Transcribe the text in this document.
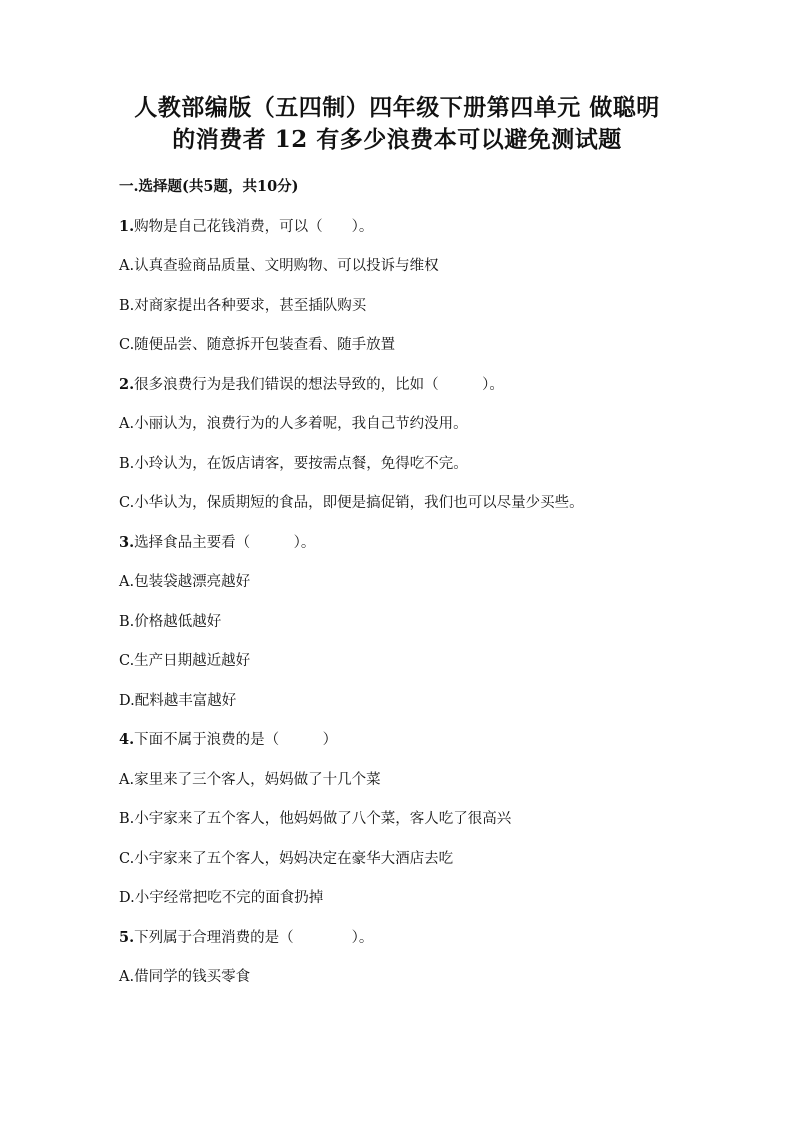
人教部编版（五四制）四年级下册第四单元 做聪明
的消费者 12 有多少浪费本可以避免测试题
一.选择题(共5题，共10分)
1.购物是自己花钱消费，可以（　　）。
A.认真查验商品质量、文明购物、可以投诉与维权
B.对商家提出各种要求，甚至插队购买
C.随便品尝、随意拆开包装查看、随手放置
2.很多浪费行为是我们错误的想法导致的，比如（　　　）。
A.小丽认为，浪费行为的人多着呢，我自己节约没用。
B.小玲认为，在饭店请客，要按需点餐，免得吃不完。
C.小华认为，保质期短的食品，即便是搞促销，我们也可以尽量少买些。
3.选择食品主要看（　　　）。
A.包装袋越漂亮越好
B.价格越低越好
C.生产日期越近越好
D.配料越丰富越好
4.下面不属于浪费的是（　　　）
A.家里来了三个客人，妈妈做了十几个菜
B.小宇家来了五个客人，他妈妈做了八个菜，客人吃了很高兴
C.小宇家来了五个客人，妈妈决定在豪华大酒店去吃
D.小宇经常把吃不完的面食扔掉
5.下列属于合理消费的是（　　　　）。
A.借同学的钱买零食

Challenge = Repeat all of the entries word for word, but omit the pictures.

Response to this exercise =
Transcribe the text in this document.
人教部编版（五四制）四年级下册第四单元 做聪明
的消费者 12 有多少浪费本可以避免测试题
一.选择题(共5题，共10分)
1.购物是自己花钱消费，可以（　　）。
A.认真查验商品质量、文明购物、可以投诉与维权
B.对商家提出各种要求，甚至插队购买
C.随便品尝、随意拆开包装查看、随手放置
2.很多浪费行为是我们错误的想法导致的，比如（　　　）。
A.小丽认为，浪费行为的人多着呢，我自己节约没用。
B.小玲认为，在饭店请客，要按需点餐，免得吃不完。
C.小华认为，保质期短的食品，即便是搞促销，我们也可以尽量少买些。
3.选择食品主要看（　　　）。
A.包装袋越漂亮越好
B.价格越低越好
C.生产日期越近越好
D.配料越丰富越好
4.下面不属于浪费的是（　　　）
A.家里来了三个客人，妈妈做了十几个菜
B.小宇家来了五个客人，他妈妈做了八个菜，客人吃了很高兴
C.小宇家来了五个客人，妈妈决定在豪华大酒店去吃
D.小宇经常把吃不完的面食扔掉
5.下列属于合理消费的是（　　　　）。
A.借同学的钱买零食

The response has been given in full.